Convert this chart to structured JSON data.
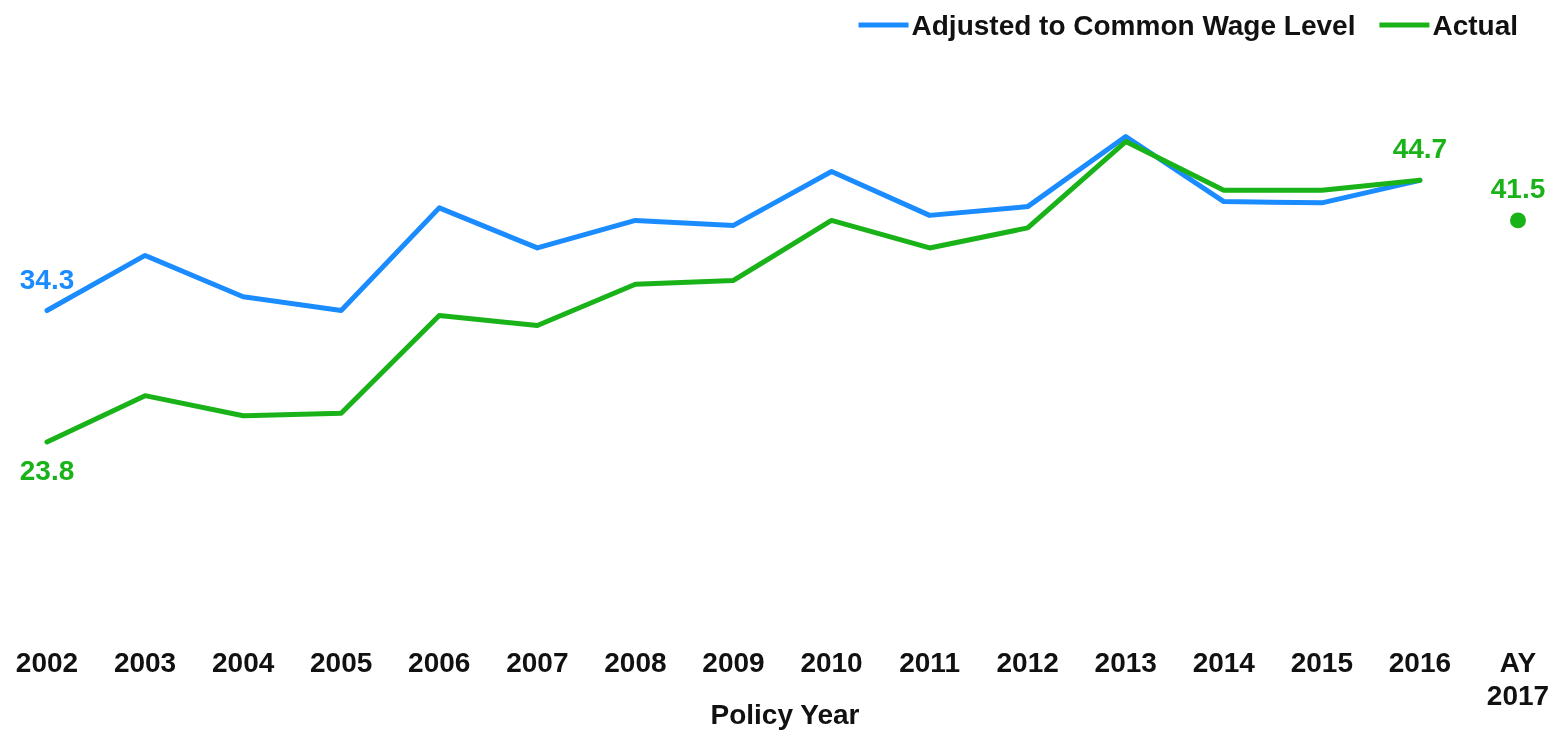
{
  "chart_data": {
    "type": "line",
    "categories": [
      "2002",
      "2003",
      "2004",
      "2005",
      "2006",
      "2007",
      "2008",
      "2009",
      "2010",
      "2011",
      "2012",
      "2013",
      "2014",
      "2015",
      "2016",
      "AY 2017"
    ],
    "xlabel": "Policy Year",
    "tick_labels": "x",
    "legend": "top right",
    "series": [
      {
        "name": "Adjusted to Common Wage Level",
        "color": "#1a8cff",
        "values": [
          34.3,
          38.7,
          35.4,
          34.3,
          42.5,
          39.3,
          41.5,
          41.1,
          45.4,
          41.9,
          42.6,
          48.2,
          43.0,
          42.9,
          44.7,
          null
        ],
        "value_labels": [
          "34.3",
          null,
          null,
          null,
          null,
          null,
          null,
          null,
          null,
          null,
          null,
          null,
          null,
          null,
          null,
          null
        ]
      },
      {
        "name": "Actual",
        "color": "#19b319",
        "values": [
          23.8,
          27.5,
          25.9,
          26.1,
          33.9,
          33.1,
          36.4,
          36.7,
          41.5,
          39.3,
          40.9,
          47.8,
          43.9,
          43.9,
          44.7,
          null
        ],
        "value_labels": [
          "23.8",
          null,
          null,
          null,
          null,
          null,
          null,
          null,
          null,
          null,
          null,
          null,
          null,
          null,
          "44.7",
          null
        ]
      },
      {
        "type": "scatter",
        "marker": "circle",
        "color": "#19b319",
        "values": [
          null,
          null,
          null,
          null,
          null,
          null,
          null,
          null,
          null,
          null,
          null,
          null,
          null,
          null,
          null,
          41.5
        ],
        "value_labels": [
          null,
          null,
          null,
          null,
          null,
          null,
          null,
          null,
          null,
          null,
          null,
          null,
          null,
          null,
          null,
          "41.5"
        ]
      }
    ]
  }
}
——
| Written problem |
In the listing, find all lines with the string "name" and copy them.

| Finished task |
        "name": "Adjusted to Common Wage Level",
        "name": "Actual",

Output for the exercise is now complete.